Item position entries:
+ + +
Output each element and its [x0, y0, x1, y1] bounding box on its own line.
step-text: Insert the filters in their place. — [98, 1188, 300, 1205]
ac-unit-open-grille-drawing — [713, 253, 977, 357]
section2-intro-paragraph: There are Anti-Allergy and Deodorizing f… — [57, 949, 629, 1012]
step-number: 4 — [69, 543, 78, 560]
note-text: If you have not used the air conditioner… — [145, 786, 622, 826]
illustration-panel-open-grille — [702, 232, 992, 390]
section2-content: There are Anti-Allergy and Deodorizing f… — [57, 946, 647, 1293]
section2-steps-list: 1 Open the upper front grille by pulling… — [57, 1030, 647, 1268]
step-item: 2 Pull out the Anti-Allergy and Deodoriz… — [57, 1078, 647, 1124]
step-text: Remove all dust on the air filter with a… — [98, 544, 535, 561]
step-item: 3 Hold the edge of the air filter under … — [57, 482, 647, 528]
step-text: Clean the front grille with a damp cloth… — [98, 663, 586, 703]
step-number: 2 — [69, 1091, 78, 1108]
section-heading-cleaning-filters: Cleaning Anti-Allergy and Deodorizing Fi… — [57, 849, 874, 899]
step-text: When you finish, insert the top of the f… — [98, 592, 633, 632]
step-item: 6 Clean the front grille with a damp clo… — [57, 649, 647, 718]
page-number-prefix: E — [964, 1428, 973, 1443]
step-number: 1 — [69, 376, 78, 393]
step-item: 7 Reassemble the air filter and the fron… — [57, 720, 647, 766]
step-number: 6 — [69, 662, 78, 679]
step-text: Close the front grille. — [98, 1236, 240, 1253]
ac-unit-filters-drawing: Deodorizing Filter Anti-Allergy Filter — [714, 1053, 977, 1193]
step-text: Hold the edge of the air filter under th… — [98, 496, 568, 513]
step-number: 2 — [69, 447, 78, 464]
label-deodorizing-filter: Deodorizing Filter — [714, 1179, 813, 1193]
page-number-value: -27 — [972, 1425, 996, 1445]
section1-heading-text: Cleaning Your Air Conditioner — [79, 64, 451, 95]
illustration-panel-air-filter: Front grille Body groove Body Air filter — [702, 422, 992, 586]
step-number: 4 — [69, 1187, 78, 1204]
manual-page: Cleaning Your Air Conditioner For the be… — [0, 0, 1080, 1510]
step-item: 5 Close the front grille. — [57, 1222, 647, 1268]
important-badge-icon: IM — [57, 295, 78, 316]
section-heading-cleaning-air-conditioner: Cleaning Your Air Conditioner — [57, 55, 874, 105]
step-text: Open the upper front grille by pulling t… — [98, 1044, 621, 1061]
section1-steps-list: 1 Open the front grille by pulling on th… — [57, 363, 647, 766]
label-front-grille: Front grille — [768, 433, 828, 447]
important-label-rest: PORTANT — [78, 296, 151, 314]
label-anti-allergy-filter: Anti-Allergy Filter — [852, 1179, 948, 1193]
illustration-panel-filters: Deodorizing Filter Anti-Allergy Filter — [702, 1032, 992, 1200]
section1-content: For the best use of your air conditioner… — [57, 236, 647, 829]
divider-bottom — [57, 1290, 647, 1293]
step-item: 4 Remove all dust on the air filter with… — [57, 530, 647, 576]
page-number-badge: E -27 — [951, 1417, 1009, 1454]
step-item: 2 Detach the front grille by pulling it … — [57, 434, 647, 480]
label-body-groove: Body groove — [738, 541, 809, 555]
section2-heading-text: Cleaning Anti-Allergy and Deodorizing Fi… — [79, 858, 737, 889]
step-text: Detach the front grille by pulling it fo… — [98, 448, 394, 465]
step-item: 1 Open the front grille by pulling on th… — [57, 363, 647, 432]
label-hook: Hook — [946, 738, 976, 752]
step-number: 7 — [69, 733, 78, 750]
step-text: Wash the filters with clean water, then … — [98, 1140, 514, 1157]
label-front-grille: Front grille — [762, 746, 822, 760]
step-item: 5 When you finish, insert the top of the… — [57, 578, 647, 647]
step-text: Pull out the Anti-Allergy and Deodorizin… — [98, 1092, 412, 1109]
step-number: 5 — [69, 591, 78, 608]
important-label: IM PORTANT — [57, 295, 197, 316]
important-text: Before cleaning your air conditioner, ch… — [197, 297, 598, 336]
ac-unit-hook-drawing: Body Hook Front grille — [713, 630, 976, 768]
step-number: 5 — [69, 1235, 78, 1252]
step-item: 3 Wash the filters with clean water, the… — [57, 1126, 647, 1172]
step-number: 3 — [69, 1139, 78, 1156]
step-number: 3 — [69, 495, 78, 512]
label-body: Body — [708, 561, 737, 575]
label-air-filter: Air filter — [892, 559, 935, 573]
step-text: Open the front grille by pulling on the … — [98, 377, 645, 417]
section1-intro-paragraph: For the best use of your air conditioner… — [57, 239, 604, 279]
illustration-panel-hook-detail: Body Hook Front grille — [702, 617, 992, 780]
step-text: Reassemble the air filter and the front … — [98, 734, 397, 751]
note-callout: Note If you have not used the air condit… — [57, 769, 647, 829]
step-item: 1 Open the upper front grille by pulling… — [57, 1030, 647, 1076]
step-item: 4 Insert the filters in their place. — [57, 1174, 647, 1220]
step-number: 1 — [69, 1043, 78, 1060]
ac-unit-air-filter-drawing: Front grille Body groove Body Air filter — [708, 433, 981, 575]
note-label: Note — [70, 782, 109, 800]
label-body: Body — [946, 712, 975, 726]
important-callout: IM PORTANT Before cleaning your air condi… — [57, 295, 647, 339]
+ + +
:: TASK DESCRIPTION ::
Extract every line of the listing above without any changes.

:: TASK SOLUTION ::
Output each element and its [x0, y0, x1, y1] bounding box on its own line.
step-text: Insert the filters in their place. — [98, 1188, 300, 1205]
ac-unit-open-grille-drawing — [713, 253, 977, 357]
section2-intro-paragraph: There are Anti-Allergy and Deodorizing f… — [57, 949, 629, 1012]
step-number: 4 — [69, 543, 78, 560]
note-text: If you have not used the air conditioner… — [145, 786, 622, 826]
illustration-panel-open-grille — [702, 232, 992, 390]
section2-content: There are Anti-Allergy and Deodorizing f… — [57, 946, 647, 1293]
section2-steps-list: 1 Open the upper front grille by pulling… — [57, 1030, 647, 1268]
step-item: 2 Pull out the Anti-Allergy and Deodoriz… — [57, 1078, 647, 1124]
step-text: Remove all dust on the air filter with a… — [98, 544, 535, 561]
step-item: 3 Hold the edge of the air filter under … — [57, 482, 647, 528]
step-text: Clean the front grille with a damp cloth… — [98, 663, 586, 703]
step-number: 2 — [69, 1091, 78, 1108]
section-heading-cleaning-filters: Cleaning Anti-Allergy and Deodorizing Fi… — [57, 849, 874, 899]
step-text: When you finish, insert the top of the f… — [98, 592, 633, 632]
step-item: 6 Clean the front grille with a damp clo… — [57, 649, 647, 718]
page-number-prefix: E — [964, 1428, 973, 1443]
step-number: 1 — [69, 376, 78, 393]
step-item: 7 Reassemble the air filter and the fron… — [57, 720, 647, 766]
step-number: 6 — [69, 662, 78, 679]
step-text: Close the front grille. — [98, 1236, 240, 1253]
ac-unit-filters-drawing: Deodorizing Filter Anti-Allergy Filter — [714, 1053, 977, 1193]
step-text: Hold the edge of the air filter under th… — [98, 496, 568, 513]
step-number: 2 — [69, 447, 78, 464]
label-deodorizing-filter: Deodorizing Filter — [714, 1179, 813, 1193]
page-number-value: -27 — [972, 1425, 996, 1445]
section1-heading-text: Cleaning Your Air Conditioner — [79, 64, 451, 95]
illustration-panel-air-filter: Front grille Body groove Body Air filter — [702, 422, 992, 586]
step-number: 4 — [69, 1187, 78, 1204]
manual-page: Cleaning Your Air Conditioner For the be… — [0, 0, 1080, 1510]
step-item: 5 Close the front grille. — [57, 1222, 647, 1268]
important-badge-icon: IM — [57, 295, 78, 316]
section-heading-cleaning-air-conditioner: Cleaning Your Air Conditioner — [57, 55, 874, 105]
step-text: Open the upper front grille by pulling t… — [98, 1044, 621, 1061]
section1-steps-list: 1 Open the front grille by pulling on th… — [57, 363, 647, 766]
label-front-grille: Front grille — [768, 433, 828, 447]
important-label-rest: PORTANT — [78, 296, 151, 314]
label-anti-allergy-filter: Anti-Allergy Filter — [852, 1179, 948, 1193]
illustration-panel-filters: Deodorizing Filter Anti-Allergy Filter — [702, 1032, 992, 1200]
section1-content: For the best use of your air conditioner… — [57, 236, 647, 829]
divider-bottom — [57, 1290, 647, 1293]
step-item: 4 Remove all dust on the air filter with… — [57, 530, 647, 576]
page-number-badge: E -27 — [951, 1417, 1009, 1454]
step-item: 2 Detach the front grille by pulling it … — [57, 434, 647, 480]
label-body-groove: Body groove — [738, 541, 809, 555]
section2-heading-text: Cleaning Anti-Allergy and Deodorizing Fi… — [79, 858, 737, 889]
step-text: Detach the front grille by pulling it fo… — [98, 448, 394, 465]
step-item: 1 Open the front grille by pulling on th… — [57, 363, 647, 432]
label-hook: Hook — [946, 738, 976, 752]
step-number: 7 — [69, 733, 78, 750]
step-text: Wash the filters with clean water, then … — [98, 1140, 514, 1157]
label-front-grille: Front grille — [762, 746, 822, 760]
step-item: 5 When you finish, insert the top of the… — [57, 578, 647, 647]
step-text: Pull out the Anti-Allergy and Deodorizin… — [98, 1092, 412, 1109]
step-number: 5 — [69, 591, 78, 608]
important-label: IM PORTANT — [57, 295, 197, 316]
important-text: Before cleaning your air conditioner, ch… — [197, 297, 598, 336]
ac-unit-hook-drawing: Body Hook Front grille — [713, 630, 976, 768]
step-number: 5 — [69, 1235, 78, 1252]
step-item: 3 Wash the filters with clean water, the… — [57, 1126, 647, 1172]
step-number: 3 — [69, 1139, 78, 1156]
step-number: 3 — [69, 495, 78, 512]
label-body: Body — [708, 561, 737, 575]
label-air-filter: Air filter — [892, 559, 935, 573]
step-text: Open the front grille by pulling on the … — [98, 377, 645, 417]
section1-intro-paragraph: For the best use of your air conditioner… — [57, 239, 604, 279]
illustration-panel-hook-detail: Body Hook Front grille — [702, 617, 992, 780]
step-text: Reassemble the air filter and the front … — [98, 734, 397, 751]
note-callout: Note If you have not used the air condit… — [57, 769, 647, 829]
step-item: 1 Open the upper front grille by pulling… — [57, 1030, 647, 1076]
step-item: 4 Insert the filters in their place. — [57, 1174, 647, 1220]
step-number: 1 — [69, 1043, 78, 1060]
ac-unit-air-filter-drawing: Front grille Body groove Body Air filter — [708, 433, 981, 575]
note-label: Note — [70, 782, 109, 800]
label-body: Body — [946, 712, 975, 726]
important-callout: IM PORTANT Before cleaning your air condi… — [57, 295, 647, 339]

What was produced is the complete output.